Dataset excerpts
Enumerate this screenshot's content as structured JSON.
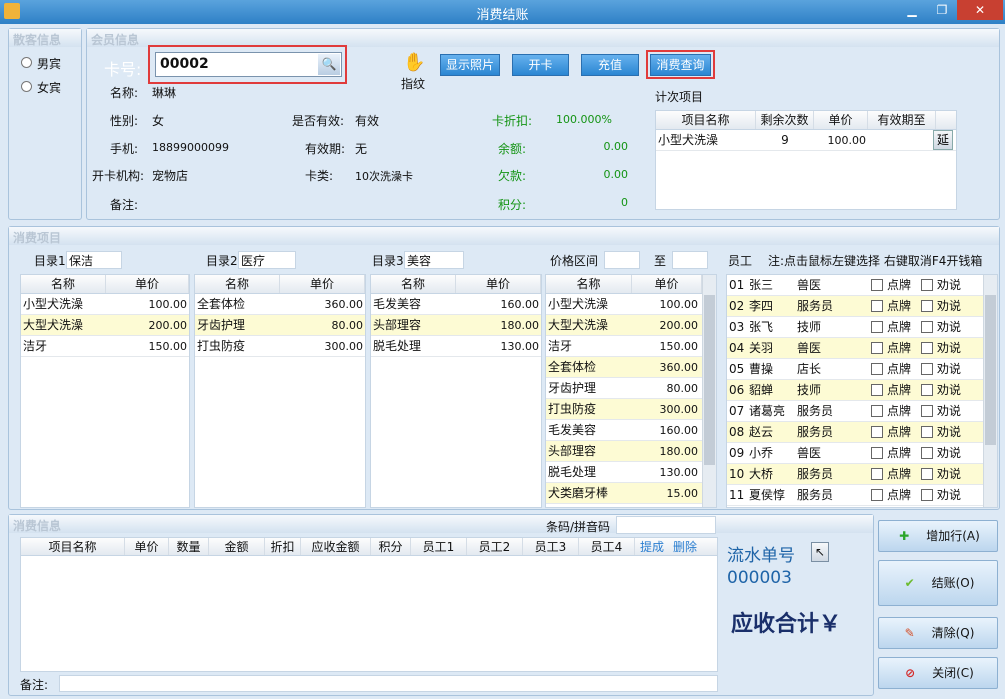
{
  "window": {
    "title": "消费结账"
  },
  "guest": {
    "header": "散客信息",
    "male": "男宾",
    "female": "女宾"
  },
  "member": {
    "header": "会员信息",
    "card_label": "卡号:",
    "card_value": "00002",
    "fingerprint": "指纹",
    "buttons": {
      "photo": "显示照片",
      "open_card": "开卡",
      "recharge": "充值",
      "query": "消费查询"
    },
    "name_label": "名称:",
    "name": "琳琳",
    "gender_label": "性别:",
    "gender": "女",
    "phone_label": "手机:",
    "phone": "18899000099",
    "org_label": "开卡机构:",
    "org": "宠物店",
    "remark_label": "备注:",
    "valid_label": "是否有效:",
    "valid": "有效",
    "expiry_label": "有效期:",
    "expiry": "无",
    "cardtype_label": "卡类:",
    "cardtype": "10次洗澡卡",
    "discount_label": "卡折扣:",
    "discount": "100.000%",
    "balance_label": "余额:",
    "balance": "0.00",
    "owed_label": "欠款:",
    "owed": "0.00",
    "points_label": "积分:",
    "points": "0",
    "count_items_label": "计次项目",
    "count_cols": [
      "项目名称",
      "剩余次数",
      "单价",
      "有效期至"
    ],
    "count_rows": [
      {
        "name": "小型犬洗澡",
        "remain": "9",
        "price": "100.00",
        "expire": ""
      }
    ],
    "extend_btn": "延"
  },
  "items": {
    "header": "消费项目",
    "cat_cols": [
      "名称",
      "单价"
    ],
    "cat1": {
      "label": "目录1",
      "name": "保洁",
      "rows": [
        {
          "n": "小型犬洗澡",
          "p": "100.00"
        },
        {
          "n": "大型犬洗澡",
          "p": "200.00"
        },
        {
          "n": "洁牙",
          "p": "150.00"
        }
      ]
    },
    "cat2": {
      "label": "目录2",
      "name": "医疗",
      "rows": [
        {
          "n": "全套体检",
          "p": "360.00"
        },
        {
          "n": "牙齿护理",
          "p": "80.00"
        },
        {
          "n": "打虫防疫",
          "p": "300.00"
        }
      ]
    },
    "cat3": {
      "label": "目录3",
      "name": "美容",
      "rows": [
        {
          "n": "毛发美容",
          "p": "160.00"
        },
        {
          "n": "头部理容",
          "p": "180.00"
        },
        {
          "n": "脱毛处理",
          "p": "130.00"
        }
      ]
    },
    "price_range_label": "价格区间",
    "to_label": "至",
    "all": [
      {
        "n": "小型犬洗澡",
        "p": "100.00"
      },
      {
        "n": "大型犬洗澡",
        "p": "200.00"
      },
      {
        "n": "洁牙",
        "p": "150.00"
      },
      {
        "n": "全套体检",
        "p": "360.00"
      },
      {
        "n": "牙齿护理",
        "p": "80.00"
      },
      {
        "n": "打虫防疫",
        "p": "300.00"
      },
      {
        "n": "毛发美容",
        "p": "160.00"
      },
      {
        "n": "头部理容",
        "p": "180.00"
      },
      {
        "n": "脱毛处理",
        "p": "130.00"
      },
      {
        "n": "犬类磨牙棒",
        "p": "15.00"
      }
    ],
    "staff_label": "员工",
    "staff_note": "注:点击鼠标左键选择 右键取消F4开钱箱",
    "pick_label": "点牌",
    "persuade_label": "劝说",
    "staff": [
      {
        "id": "01",
        "name": "张三",
        "role": "兽医"
      },
      {
        "id": "02",
        "name": "李四",
        "role": "服务员"
      },
      {
        "id": "03",
        "name": "张飞",
        "role": "技师"
      },
      {
        "id": "04",
        "name": "关羽",
        "role": "兽医"
      },
      {
        "id": "05",
        "name": "曹操",
        "role": "店长"
      },
      {
        "id": "06",
        "name": "貂蝉",
        "role": "技师"
      },
      {
        "id": "07",
        "name": "诸葛亮",
        "role": "服务员"
      },
      {
        "id": "08",
        "name": "赵云",
        "role": "服务员"
      },
      {
        "id": "09",
        "name": "小乔",
        "role": "兽医"
      },
      {
        "id": "10",
        "name": "大桥",
        "role": "服务员"
      },
      {
        "id": "11",
        "name": "夏侯惇",
        "role": "服务员"
      }
    ]
  },
  "consume": {
    "header": "消费信息",
    "barcode_label": "条码/拼音码",
    "cols": [
      "项目名称",
      "单价",
      "数量",
      "金额",
      "折扣",
      "应收金额",
      "积分",
      "员工1",
      "员工2",
      "员工3",
      "员工4"
    ],
    "commission": "提成",
    "delete": "删除",
    "remark_label": "备注:",
    "serial_label": "流水单号",
    "serial": "000003",
    "total_label": "应收合计￥"
  },
  "actions": {
    "add": "增加行(A)",
    "checkout": "结账(O)",
    "clear": "清除(Q)",
    "close": "关闭(C)"
  }
}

◆ EXERCISE TASK: Above are the records; reproduce them exactly and leave out the pictures.

◆ CORRECT RESULT:
Enumerate this screenshot's content as structured JSON.
{
  "window": {
    "title": "消费结账"
  },
  "guest": {
    "header": "散客信息",
    "male": "男宾",
    "female": "女宾"
  },
  "member": {
    "header": "会员信息",
    "card_label": "卡号:",
    "card_value": "00002",
    "fingerprint": "指纹",
    "buttons": {
      "photo": "显示照片",
      "open_card": "开卡",
      "recharge": "充值",
      "query": "消费查询"
    },
    "name_label": "名称:",
    "name": "琳琳",
    "gender_label": "性别:",
    "gender": "女",
    "phone_label": "手机:",
    "phone": "18899000099",
    "org_label": "开卡机构:",
    "org": "宠物店",
    "remark_label": "备注:",
    "valid_label": "是否有效:",
    "valid": "有效",
    "expiry_label": "有效期:",
    "expiry": "无",
    "cardtype_label": "卡类:",
    "cardtype": "10次洗澡卡",
    "discount_label": "卡折扣:",
    "discount": "100.000%",
    "balance_label": "余额:",
    "balance": "0.00",
    "owed_label": "欠款:",
    "owed": "0.00",
    "points_label": "积分:",
    "points": "0",
    "count_items_label": "计次项目",
    "count_cols": [
      "项目名称",
      "剩余次数",
      "单价",
      "有效期至"
    ],
    "count_rows": [
      {
        "name": "小型犬洗澡",
        "remain": "9",
        "price": "100.00",
        "expire": ""
      }
    ],
    "extend_btn": "延"
  },
  "items": {
    "header": "消费项目",
    "cat_cols": [
      "名称",
      "单价"
    ],
    "cat1": {
      "label": "目录1",
      "name": "保洁",
      "rows": [
        {
          "n": "小型犬洗澡",
          "p": "100.00"
        },
        {
          "n": "大型犬洗澡",
          "p": "200.00"
        },
        {
          "n": "洁牙",
          "p": "150.00"
        }
      ]
    },
    "cat2": {
      "label": "目录2",
      "name": "医疗",
      "rows": [
        {
          "n": "全套体检",
          "p": "360.00"
        },
        {
          "n": "牙齿护理",
          "p": "80.00"
        },
        {
          "n": "打虫防疫",
          "p": "300.00"
        }
      ]
    },
    "cat3": {
      "label": "目录3",
      "name": "美容",
      "rows": [
        {
          "n": "毛发美容",
          "p": "160.00"
        },
        {
          "n": "头部理容",
          "p": "180.00"
        },
        {
          "n": "脱毛处理",
          "p": "130.00"
        }
      ]
    },
    "price_range_label": "价格区间",
    "to_label": "至",
    "all": [
      {
        "n": "小型犬洗澡",
        "p": "100.00"
      },
      {
        "n": "大型犬洗澡",
        "p": "200.00"
      },
      {
        "n": "洁牙",
        "p": "150.00"
      },
      {
        "n": "全套体检",
        "p": "360.00"
      },
      {
        "n": "牙齿护理",
        "p": "80.00"
      },
      {
        "n": "打虫防疫",
        "p": "300.00"
      },
      {
        "n": "毛发美容",
        "p": "160.00"
      },
      {
        "n": "头部理容",
        "p": "180.00"
      },
      {
        "n": "脱毛处理",
        "p": "130.00"
      },
      {
        "n": "犬类磨牙棒",
        "p": "15.00"
      }
    ],
    "staff_label": "员工",
    "staff_note": "注:点击鼠标左键选择 右键取消F4开钱箱",
    "pick_label": "点牌",
    "persuade_label": "劝说",
    "staff": [
      {
        "id": "01",
        "name": "张三",
        "role": "兽医"
      },
      {
        "id": "02",
        "name": "李四",
        "role": "服务员"
      },
      {
        "id": "03",
        "name": "张飞",
        "role": "技师"
      },
      {
        "id": "04",
        "name": "关羽",
        "role": "兽医"
      },
      {
        "id": "05",
        "name": "曹操",
        "role": "店长"
      },
      {
        "id": "06",
        "name": "貂蝉",
        "role": "技师"
      },
      {
        "id": "07",
        "name": "诸葛亮",
        "role": "服务员"
      },
      {
        "id": "08",
        "name": "赵云",
        "role": "服务员"
      },
      {
        "id": "09",
        "name": "小乔",
        "role": "兽医"
      },
      {
        "id": "10",
        "name": "大桥",
        "role": "服务员"
      },
      {
        "id": "11",
        "name": "夏侯惇",
        "role": "服务员"
      }
    ]
  },
  "consume": {
    "header": "消费信息",
    "barcode_label": "条码/拼音码",
    "cols": [
      "项目名称",
      "单价",
      "数量",
      "金额",
      "折扣",
      "应收金额",
      "积分",
      "员工1",
      "员工2",
      "员工3",
      "员工4"
    ],
    "commission": "提成",
    "delete": "删除",
    "remark_label": "备注:",
    "serial_label": "流水单号",
    "serial": "000003",
    "total_label": "应收合计￥"
  },
  "actions": {
    "add": "增加行(A)",
    "checkout": "结账(O)",
    "clear": "清除(Q)",
    "close": "关闭(C)"
  }
}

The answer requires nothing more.